### [Required work]
Please give the entries again in full and exactly, without any picture.

++++++++++

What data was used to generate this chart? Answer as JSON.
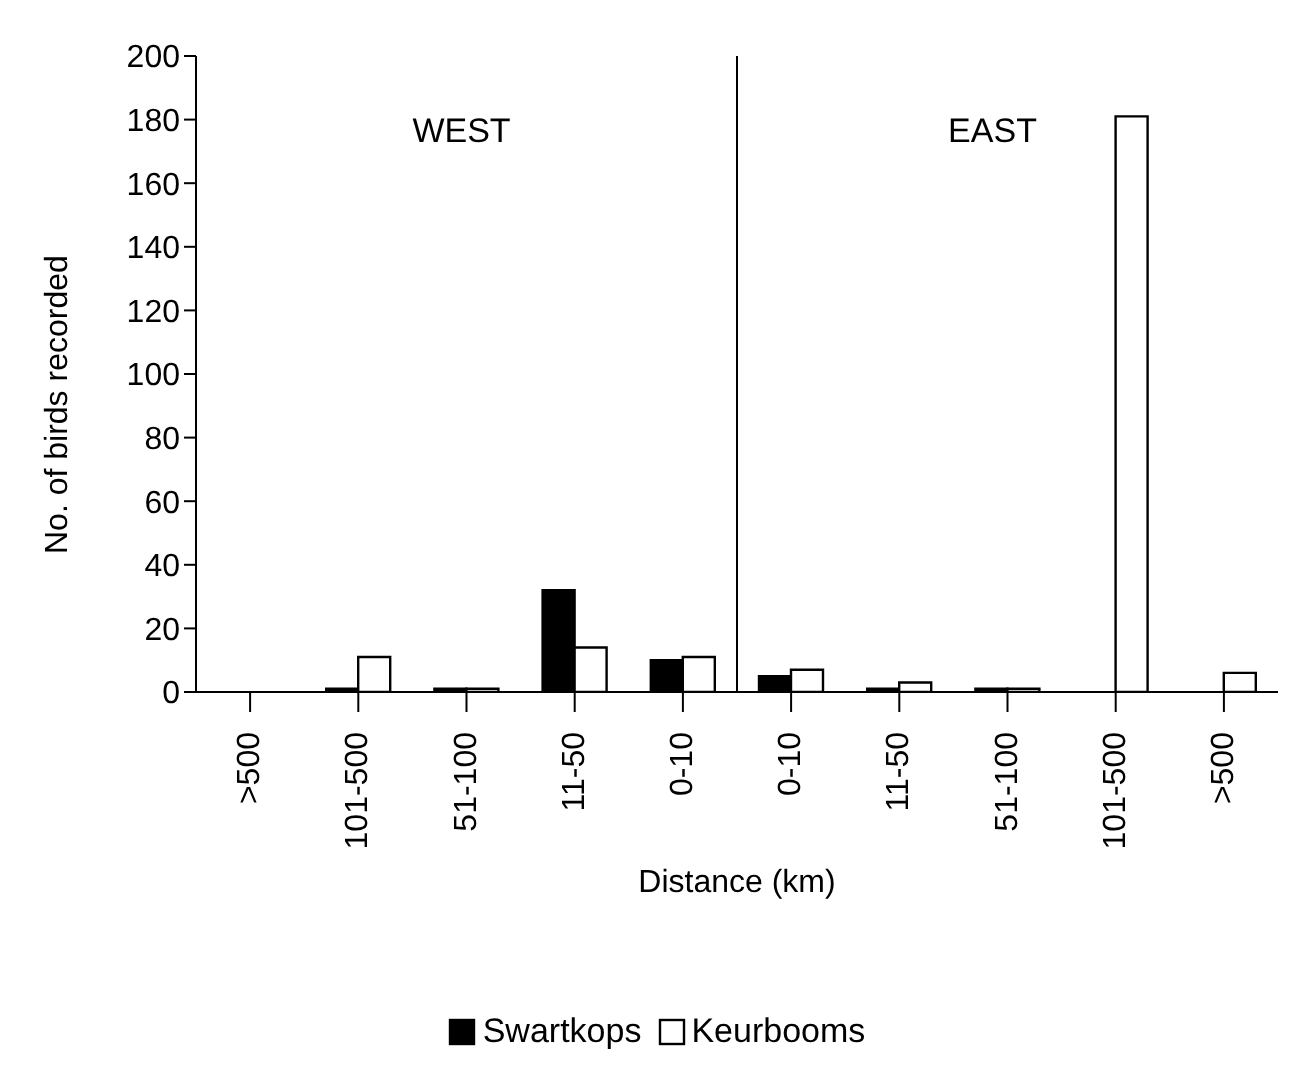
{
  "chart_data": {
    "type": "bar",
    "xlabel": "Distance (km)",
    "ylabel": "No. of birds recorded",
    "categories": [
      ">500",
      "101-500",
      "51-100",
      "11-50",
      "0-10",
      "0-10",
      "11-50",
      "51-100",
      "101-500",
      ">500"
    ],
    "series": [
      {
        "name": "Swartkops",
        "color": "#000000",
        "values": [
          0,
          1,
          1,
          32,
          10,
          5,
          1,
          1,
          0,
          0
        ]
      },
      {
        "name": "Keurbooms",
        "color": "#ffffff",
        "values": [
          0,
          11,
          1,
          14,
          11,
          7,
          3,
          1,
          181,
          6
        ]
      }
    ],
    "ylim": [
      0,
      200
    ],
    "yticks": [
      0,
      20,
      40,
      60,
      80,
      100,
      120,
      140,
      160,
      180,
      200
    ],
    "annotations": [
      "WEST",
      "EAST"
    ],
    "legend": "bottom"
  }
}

++++++++++

### [Expected answer]
What data was used to generate this chart? Answer as JSON.
{
  "chart_data": {
    "type": "bar",
    "xlabel": "Distance (km)",
    "ylabel": "No. of birds recorded",
    "categories": [
      ">500",
      "101-500",
      "51-100",
      "11-50",
      "0-10",
      "0-10",
      "11-50",
      "51-100",
      "101-500",
      ">500"
    ],
    "series": [
      {
        "name": "Swartkops",
        "color": "#000000",
        "values": [
          0,
          1,
          1,
          32,
          10,
          5,
          1,
          1,
          0,
          0
        ]
      },
      {
        "name": "Keurbooms",
        "color": "#ffffff",
        "values": [
          0,
          11,
          1,
          14,
          11,
          7,
          3,
          1,
          181,
          6
        ]
      }
    ],
    "ylim": [
      0,
      200
    ],
    "yticks": [
      0,
      20,
      40,
      60,
      80,
      100,
      120,
      140,
      160,
      180,
      200
    ],
    "annotations": [
      "WEST",
      "EAST"
    ],
    "legend": "bottom"
  }
}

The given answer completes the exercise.